What this task involves: Which lines below hold the word "ylabel"? Copy all of them.

::: Material to process :::

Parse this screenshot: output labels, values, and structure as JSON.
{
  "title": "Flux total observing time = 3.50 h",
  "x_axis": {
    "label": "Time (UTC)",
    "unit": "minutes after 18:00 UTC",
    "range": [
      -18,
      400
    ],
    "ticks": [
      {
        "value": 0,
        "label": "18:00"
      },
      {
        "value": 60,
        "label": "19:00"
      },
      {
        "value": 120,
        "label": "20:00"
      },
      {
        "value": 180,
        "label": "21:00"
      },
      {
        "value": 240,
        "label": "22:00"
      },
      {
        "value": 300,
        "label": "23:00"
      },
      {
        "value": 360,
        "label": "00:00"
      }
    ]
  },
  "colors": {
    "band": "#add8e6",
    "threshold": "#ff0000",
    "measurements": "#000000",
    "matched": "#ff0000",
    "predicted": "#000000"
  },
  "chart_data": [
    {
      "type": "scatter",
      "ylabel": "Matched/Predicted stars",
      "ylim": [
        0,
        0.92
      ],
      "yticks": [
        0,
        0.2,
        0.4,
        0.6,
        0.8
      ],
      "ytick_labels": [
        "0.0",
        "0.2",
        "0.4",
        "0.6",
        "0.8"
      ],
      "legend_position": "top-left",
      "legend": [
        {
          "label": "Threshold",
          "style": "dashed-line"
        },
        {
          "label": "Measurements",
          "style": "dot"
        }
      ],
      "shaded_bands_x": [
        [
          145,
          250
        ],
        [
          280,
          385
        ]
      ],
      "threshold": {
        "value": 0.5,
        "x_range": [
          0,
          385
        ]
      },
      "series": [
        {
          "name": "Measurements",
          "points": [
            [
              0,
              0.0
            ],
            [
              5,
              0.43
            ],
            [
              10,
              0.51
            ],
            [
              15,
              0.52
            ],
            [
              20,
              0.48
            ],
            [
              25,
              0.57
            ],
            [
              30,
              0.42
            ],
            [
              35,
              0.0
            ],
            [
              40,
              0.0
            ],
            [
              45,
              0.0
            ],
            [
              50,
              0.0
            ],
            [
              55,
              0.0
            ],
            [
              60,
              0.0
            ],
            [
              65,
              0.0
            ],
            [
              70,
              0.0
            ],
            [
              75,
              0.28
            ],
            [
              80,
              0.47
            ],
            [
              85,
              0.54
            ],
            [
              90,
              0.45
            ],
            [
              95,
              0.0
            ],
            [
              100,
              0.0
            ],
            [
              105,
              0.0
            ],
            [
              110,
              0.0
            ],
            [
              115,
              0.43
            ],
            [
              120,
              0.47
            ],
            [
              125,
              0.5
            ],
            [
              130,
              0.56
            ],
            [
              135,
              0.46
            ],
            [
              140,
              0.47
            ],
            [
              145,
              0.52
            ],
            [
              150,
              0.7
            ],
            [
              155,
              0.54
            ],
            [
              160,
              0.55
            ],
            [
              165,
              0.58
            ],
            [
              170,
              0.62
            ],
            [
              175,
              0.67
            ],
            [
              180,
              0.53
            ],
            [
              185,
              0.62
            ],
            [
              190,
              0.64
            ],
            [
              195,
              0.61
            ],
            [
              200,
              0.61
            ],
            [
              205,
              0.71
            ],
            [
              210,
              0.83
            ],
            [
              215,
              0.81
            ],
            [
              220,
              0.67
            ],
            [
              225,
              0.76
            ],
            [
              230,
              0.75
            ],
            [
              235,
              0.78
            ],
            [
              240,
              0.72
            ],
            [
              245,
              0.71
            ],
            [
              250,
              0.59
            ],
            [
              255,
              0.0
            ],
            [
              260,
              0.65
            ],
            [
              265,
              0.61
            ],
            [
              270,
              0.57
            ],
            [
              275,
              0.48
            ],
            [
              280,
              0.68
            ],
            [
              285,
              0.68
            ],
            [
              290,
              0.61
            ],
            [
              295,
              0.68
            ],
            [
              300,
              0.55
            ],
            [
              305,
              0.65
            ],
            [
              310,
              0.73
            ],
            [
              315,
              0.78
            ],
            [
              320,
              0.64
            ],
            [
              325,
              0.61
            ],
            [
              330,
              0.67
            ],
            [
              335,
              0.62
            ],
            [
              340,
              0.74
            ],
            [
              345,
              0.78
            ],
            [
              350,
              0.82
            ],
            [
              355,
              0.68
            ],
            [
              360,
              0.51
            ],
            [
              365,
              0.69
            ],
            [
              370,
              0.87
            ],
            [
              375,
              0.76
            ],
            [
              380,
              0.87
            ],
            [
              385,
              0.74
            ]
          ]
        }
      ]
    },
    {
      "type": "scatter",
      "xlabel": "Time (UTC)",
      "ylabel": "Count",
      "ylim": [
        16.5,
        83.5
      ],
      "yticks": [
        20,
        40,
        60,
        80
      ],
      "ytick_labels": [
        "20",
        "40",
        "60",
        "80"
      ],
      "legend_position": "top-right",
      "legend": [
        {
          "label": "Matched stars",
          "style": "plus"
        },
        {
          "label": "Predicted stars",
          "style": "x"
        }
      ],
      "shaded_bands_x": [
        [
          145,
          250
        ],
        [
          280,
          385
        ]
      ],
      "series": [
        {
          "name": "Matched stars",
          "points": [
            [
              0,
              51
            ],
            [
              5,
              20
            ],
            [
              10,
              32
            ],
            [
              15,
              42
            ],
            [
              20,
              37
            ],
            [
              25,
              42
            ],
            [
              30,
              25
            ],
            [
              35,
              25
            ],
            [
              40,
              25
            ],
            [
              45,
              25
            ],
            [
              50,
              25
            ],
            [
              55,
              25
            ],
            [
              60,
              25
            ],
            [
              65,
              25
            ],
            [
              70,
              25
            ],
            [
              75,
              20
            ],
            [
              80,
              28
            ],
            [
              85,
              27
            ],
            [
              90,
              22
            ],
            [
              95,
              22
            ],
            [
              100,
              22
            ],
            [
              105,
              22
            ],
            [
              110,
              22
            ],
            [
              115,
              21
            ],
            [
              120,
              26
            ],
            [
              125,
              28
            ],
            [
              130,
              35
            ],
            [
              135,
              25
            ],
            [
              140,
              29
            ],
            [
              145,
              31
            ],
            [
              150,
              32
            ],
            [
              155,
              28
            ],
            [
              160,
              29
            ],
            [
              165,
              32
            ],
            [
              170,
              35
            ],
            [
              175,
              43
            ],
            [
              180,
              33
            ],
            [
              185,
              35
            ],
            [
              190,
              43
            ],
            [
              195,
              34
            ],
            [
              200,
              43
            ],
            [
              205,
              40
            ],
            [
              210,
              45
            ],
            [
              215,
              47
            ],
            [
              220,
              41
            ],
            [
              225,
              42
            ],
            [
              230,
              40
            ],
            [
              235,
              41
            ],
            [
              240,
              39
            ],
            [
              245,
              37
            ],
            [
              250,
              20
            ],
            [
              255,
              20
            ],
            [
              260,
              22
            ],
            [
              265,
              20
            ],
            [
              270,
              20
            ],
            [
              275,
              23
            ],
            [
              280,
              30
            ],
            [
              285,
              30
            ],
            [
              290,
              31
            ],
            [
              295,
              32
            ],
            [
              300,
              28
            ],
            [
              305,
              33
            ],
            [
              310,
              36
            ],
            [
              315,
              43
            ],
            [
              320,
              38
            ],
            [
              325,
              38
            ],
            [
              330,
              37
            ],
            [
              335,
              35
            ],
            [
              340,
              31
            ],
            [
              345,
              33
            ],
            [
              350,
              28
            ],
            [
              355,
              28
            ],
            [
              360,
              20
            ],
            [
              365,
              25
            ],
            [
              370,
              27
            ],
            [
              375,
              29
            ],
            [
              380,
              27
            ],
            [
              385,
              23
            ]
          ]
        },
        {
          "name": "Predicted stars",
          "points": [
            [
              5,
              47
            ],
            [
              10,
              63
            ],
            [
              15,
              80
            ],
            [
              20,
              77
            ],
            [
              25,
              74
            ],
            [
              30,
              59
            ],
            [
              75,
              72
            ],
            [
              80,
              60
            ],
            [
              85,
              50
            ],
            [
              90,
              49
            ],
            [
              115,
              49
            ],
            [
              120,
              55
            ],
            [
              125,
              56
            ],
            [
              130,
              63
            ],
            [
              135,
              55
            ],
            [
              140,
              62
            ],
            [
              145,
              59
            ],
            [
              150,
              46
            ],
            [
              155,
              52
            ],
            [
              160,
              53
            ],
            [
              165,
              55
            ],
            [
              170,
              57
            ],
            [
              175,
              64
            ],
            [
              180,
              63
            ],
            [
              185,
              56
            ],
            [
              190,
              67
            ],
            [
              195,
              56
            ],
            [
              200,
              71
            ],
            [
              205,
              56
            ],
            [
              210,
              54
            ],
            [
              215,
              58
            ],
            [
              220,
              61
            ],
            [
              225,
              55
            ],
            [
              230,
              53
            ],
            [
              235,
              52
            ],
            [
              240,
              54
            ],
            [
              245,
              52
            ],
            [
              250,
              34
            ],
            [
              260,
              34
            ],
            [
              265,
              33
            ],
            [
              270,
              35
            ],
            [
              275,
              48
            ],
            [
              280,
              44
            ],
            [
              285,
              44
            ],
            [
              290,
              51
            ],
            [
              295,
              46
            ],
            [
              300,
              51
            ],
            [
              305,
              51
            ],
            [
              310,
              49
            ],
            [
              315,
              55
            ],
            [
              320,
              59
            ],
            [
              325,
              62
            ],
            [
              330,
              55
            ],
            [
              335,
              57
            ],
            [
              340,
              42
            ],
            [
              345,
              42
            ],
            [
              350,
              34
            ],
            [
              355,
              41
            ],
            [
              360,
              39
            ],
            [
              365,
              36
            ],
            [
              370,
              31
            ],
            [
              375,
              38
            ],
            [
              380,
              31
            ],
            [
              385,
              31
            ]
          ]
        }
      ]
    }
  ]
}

:::

Solved problem:
      "ylabel": "Matched/Predicted stars",
      "ylabel": "Count",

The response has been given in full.